___ MATERIAL FOR THE TASK
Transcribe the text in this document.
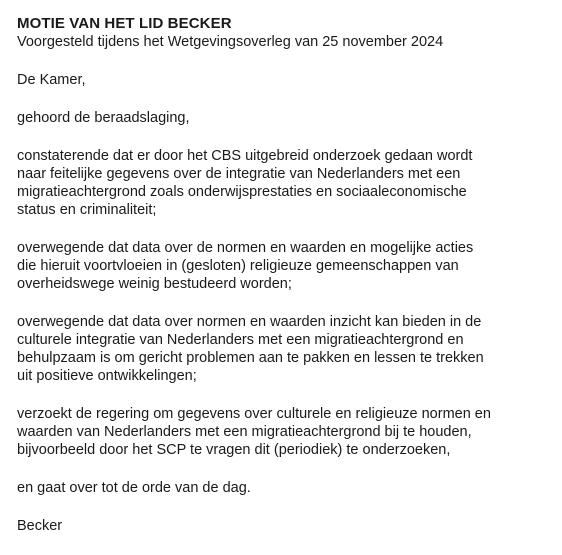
MOTIE VAN HET LID BECKER
Voorgesteld tijdens het Wetgevingsoverleg van 25 november 2024
De Kamer,
gehoord de beraadslaging,
constaterende dat er door het CBS uitgebreid onderzoek gedaan wordt
naar feitelijke gegevens over de integratie van Nederlanders met een
migratieachtergrond zoals onderwijsprestaties en sociaaleconomische
status en criminaliteit;
overwegende dat data over de normen en waarden en mogelijke acties
die hieruit voortvloeien in (gesloten) religieuze gemeenschappen van
overheidswege weinig bestudeerd worden;
overwegende dat data over normen en waarden inzicht kan bieden in de
culturele integratie van Nederlanders met een migratieachtergrond en
behulpzaam is om gericht problemen aan te pakken en lessen te trekken
uit positieve ontwikkelingen;
verzoekt de regering om gegevens over culturele en religieuze normen en
waarden van Nederlanders met een migratieachtergrond bij te houden,
bijvoorbeeld door het SCP te vragen dit (periodiek) te onderzoeken,
en gaat over tot de orde van de dag.
Becker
______
AIM
Can you restate all the records above word for word while dropping the pictures?

FINISHED EXERCISE
Transcribe the text in this document.
MOTIE VAN HET LID BECKER
Voorgesteld tijdens het Wetgevingsoverleg van 25 november 2024
De Kamer,
gehoord de beraadslaging,
constaterende dat er door het CBS uitgebreid onderzoek gedaan wordt
naar feitelijke gegevens over de integratie van Nederlanders met een
migratieachtergrond zoals onderwijsprestaties en sociaaleconomische
status en criminaliteit;
overwegende dat data over de normen en waarden en mogelijke acties
die hieruit voortvloeien in (gesloten) religieuze gemeenschappen van
overheidswege weinig bestudeerd worden;
overwegende dat data over normen en waarden inzicht kan bieden in de
culturele integratie van Nederlanders met een migratieachtergrond en
behulpzaam is om gericht problemen aan te pakken en lessen te trekken
uit positieve ontwikkelingen;
verzoekt de regering om gegevens over culturele en religieuze normen en
waarden van Nederlanders met een migratieachtergrond bij te houden,
bijvoorbeeld door het SCP te vragen dit (periodiek) te onderzoeken,
en gaat over tot de orde van de dag.
Becker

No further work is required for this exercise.